## PROBLEM DETAILS
Every line of the material is to be repeated exactly as it stands.

[START RAW DATA]

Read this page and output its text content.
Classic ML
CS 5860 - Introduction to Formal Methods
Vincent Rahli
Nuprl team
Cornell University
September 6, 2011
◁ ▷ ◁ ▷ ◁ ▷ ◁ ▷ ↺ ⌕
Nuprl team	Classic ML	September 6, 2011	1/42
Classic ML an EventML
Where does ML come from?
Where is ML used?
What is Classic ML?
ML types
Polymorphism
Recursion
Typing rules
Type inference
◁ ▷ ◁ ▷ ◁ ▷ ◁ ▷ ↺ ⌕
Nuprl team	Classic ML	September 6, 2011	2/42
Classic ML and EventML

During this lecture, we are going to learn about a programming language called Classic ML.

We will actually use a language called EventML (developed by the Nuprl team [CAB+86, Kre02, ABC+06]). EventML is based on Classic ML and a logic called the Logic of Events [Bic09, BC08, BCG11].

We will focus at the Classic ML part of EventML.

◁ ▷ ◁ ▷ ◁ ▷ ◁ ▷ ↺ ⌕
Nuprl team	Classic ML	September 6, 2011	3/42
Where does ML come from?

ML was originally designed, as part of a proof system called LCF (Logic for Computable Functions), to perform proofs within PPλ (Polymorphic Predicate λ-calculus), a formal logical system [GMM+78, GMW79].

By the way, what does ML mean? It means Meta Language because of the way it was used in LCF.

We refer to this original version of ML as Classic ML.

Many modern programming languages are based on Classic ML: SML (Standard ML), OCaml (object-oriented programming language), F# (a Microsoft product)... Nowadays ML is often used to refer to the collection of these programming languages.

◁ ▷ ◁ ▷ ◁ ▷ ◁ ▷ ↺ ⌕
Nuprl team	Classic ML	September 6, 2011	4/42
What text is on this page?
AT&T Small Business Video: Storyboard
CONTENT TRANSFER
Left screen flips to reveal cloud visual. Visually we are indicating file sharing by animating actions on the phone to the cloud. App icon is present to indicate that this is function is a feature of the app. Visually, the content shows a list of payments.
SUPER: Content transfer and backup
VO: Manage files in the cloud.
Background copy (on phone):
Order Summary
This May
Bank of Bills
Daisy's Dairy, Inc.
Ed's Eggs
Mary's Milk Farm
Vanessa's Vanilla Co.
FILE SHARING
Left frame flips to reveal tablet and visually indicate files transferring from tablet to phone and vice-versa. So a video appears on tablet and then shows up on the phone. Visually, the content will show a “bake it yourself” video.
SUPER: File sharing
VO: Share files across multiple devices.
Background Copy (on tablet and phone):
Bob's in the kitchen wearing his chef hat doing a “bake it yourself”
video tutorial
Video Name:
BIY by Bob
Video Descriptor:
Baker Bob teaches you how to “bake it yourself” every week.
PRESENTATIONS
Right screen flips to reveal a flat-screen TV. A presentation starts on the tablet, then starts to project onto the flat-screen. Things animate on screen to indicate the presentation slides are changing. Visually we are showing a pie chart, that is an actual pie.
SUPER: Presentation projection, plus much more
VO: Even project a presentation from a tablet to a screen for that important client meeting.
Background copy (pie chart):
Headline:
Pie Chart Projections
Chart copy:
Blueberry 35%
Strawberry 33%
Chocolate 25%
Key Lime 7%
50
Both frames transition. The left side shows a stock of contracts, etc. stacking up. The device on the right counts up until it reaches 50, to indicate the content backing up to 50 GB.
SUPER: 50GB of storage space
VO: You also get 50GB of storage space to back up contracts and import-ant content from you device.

[END RAW DATA]

## RESPONSE
Read this page and output its text content.
Classic ML
CS 5860 - Introduction to Formal Methods
Vincent Rahli
Nuprl team
Cornell University
September 6, 2011
◁ ▷ ◁ ▷ ◁ ▷ ◁ ▷ ↺ ⌕
Nuprl team	Classic ML	September 6, 2011	1/42
Classic ML an EventML
Where does ML come from?
Where is ML used?
What is Classic ML?
ML types
Polymorphism
Recursion
Typing rules
Type inference
◁ ▷ ◁ ▷ ◁ ▷ ◁ ▷ ↺ ⌕
Nuprl team	Classic ML	September 6, 2011	2/42
Classic ML and EventML

During this lecture, we are going to learn about a programming language called Classic ML.

We will actually use a language called EventML (developed by the Nuprl team [CAB+86, Kre02, ABC+06]). EventML is based on Classic ML and a logic called the Logic of Events [Bic09, BC08, BCG11].

We will focus at the Classic ML part of EventML.

◁ ▷ ◁ ▷ ◁ ▷ ◁ ▷ ↺ ⌕
Nuprl team	Classic ML	September 6, 2011	3/42
Where does ML come from?

ML was originally designed, as part of a proof system called LCF (Logic for Computable Functions), to perform proofs within PPλ (Polymorphic Predicate λ-calculus), a formal logical system [GMM+78, GMW79].

By the way, what does ML mean? It means Meta Language because of the way it was used in LCF.

We refer to this original version of ML as Classic ML.

Many modern programming languages are based on Classic ML: SML (Standard ML), OCaml (object-oriented programming language), F# (a Microsoft product)... Nowadays ML is often used to refer to the collection of these programming languages.

◁ ▷ ◁ ▷ ◁ ▷ ◁ ▷ ↺ ⌕
Nuprl team	Classic ML	September 6, 2011	4/42
What text is on this page?
AT&T Small Business Video: Storyboard
CONTENT TRANSFER
Left screen flips to reveal cloud visual. Visually we are indicating file sharing by animating actions on the phone to the cloud. App icon is present to indicate that this is function is a feature of the app. Visually, the content shows a list of payments.
SUPER: Content transfer and backup
VO: Manage files in the cloud.
Background copy (on phone):
Order Summary
This May
Bank of Bills
Daisy's Dairy, Inc.
Ed's Eggs
Mary's Milk Farm
Vanessa's Vanilla Co.
FILE SHARING
Left frame flips to reveal tablet and visually indicate files transferring from tablet to phone and vice-versa. So a video appears on tablet and then shows up on the phone. Visually, the content will show a “bake it yourself” video.
SUPER: File sharing
VO: Share files across multiple devices.
Background Copy (on tablet and phone):
Bob's in the kitchen wearing his chef hat doing a “bake it yourself”
video tutorial
Video Name:
BIY by Bob
Video Descriptor:
Baker Bob teaches you how to “bake it yourself” every week.
PRESENTATIONS
Right screen flips to reveal a flat-screen TV. A presentation starts on the tablet, then starts to project onto the flat-screen. Things animate on screen to indicate the presentation slides are changing. Visually we are showing a pie chart, that is an actual pie.
SUPER: Presentation projection, plus much more
VO: Even project a presentation from a tablet to a screen for that important client meeting.
Background copy (pie chart):
Headline:
Pie Chart Projections
Chart copy:
Blueberry 35%
Strawberry 33%
Chocolate 25%
Key Lime 7%
50
Both frames transition. The left side shows a stock of contracts, etc. stacking up. The device on the right counts up until it reaches 50, to indicate the content backing up to 50 GB.
SUPER: 50GB of storage space
VO: You also get 50GB of storage space to back up contracts and import-ant content from you device.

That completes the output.